Directions for this task —
Go through the records line by line and work out how many lines hold the word "Whether". Answer with the number only.

■ ■ ■

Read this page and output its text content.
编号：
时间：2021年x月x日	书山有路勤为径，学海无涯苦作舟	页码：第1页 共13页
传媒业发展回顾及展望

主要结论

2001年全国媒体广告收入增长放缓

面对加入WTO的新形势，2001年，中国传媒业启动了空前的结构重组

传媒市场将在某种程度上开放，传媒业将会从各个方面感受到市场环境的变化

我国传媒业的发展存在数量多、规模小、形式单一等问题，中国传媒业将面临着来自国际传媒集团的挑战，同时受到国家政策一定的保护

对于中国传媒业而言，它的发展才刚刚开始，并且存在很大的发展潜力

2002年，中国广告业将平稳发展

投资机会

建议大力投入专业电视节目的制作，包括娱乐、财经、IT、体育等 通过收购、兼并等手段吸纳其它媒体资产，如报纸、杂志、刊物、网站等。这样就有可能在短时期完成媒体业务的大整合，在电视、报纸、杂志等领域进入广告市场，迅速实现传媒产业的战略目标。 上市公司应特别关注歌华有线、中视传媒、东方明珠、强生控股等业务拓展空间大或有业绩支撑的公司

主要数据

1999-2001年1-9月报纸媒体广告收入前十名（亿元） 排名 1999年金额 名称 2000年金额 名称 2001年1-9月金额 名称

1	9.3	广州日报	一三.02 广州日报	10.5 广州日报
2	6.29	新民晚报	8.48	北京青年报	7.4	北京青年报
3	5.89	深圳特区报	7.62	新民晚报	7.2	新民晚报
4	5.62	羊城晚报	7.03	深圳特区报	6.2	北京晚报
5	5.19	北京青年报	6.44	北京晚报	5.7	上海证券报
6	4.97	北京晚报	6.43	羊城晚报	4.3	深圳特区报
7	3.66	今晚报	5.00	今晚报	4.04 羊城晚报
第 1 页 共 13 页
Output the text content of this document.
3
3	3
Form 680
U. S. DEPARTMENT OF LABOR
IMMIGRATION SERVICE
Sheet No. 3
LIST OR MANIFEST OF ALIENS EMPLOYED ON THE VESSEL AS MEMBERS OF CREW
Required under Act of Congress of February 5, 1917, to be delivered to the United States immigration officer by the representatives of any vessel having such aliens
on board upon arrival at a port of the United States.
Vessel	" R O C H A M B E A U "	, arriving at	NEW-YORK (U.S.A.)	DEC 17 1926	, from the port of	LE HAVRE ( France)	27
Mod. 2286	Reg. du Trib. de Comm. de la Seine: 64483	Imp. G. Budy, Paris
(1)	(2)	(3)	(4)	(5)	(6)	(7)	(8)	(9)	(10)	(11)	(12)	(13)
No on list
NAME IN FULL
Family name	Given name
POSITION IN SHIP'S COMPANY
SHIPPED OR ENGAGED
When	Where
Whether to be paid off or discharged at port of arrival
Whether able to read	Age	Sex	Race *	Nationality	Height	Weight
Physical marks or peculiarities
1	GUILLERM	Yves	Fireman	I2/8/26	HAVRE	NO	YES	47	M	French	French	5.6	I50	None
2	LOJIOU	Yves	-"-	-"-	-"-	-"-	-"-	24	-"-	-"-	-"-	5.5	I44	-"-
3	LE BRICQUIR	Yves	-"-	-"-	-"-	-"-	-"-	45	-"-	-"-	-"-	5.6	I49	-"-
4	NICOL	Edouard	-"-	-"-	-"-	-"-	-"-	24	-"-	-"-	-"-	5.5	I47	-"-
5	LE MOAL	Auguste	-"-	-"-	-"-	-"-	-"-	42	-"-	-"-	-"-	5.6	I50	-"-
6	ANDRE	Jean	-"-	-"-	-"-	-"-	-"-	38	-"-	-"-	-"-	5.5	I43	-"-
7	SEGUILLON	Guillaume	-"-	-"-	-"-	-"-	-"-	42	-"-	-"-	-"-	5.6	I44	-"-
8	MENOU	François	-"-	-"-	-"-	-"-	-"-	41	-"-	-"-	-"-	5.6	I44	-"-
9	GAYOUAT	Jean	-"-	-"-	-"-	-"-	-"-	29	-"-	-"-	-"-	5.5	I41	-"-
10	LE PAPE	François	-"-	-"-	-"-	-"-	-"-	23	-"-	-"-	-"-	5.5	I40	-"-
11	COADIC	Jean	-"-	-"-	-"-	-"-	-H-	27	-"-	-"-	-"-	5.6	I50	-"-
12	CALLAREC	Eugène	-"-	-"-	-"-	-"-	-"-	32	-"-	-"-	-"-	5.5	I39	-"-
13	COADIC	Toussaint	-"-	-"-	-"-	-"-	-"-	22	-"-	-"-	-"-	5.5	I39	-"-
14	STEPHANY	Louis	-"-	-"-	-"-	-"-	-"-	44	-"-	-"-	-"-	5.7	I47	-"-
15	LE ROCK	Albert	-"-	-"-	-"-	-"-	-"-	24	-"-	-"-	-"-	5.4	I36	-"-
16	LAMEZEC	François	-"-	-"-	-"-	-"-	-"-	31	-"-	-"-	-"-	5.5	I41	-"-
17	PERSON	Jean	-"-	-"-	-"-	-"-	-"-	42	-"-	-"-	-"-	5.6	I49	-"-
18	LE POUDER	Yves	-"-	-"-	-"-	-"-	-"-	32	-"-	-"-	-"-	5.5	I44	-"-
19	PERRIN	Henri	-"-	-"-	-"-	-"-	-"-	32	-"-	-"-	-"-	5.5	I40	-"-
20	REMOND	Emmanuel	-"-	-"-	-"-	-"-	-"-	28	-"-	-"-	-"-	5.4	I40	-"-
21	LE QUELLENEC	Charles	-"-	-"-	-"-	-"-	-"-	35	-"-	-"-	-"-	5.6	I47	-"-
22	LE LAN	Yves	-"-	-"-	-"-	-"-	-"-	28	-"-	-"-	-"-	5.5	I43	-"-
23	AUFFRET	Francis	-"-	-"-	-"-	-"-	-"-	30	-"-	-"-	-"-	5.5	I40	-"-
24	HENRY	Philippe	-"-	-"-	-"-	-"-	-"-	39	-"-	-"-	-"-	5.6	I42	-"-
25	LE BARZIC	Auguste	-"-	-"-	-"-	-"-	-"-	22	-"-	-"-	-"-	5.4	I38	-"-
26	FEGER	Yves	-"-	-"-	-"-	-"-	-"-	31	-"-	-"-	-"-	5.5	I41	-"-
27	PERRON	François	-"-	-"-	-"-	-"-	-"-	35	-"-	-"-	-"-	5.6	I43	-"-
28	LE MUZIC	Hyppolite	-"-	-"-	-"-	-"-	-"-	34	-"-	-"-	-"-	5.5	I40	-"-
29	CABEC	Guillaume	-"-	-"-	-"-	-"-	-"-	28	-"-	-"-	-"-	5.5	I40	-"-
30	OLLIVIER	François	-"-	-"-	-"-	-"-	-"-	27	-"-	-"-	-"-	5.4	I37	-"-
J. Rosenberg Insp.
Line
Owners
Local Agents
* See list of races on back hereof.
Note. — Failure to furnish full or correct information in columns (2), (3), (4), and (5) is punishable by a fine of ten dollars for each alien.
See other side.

■ ■ ■

Response to the task —
2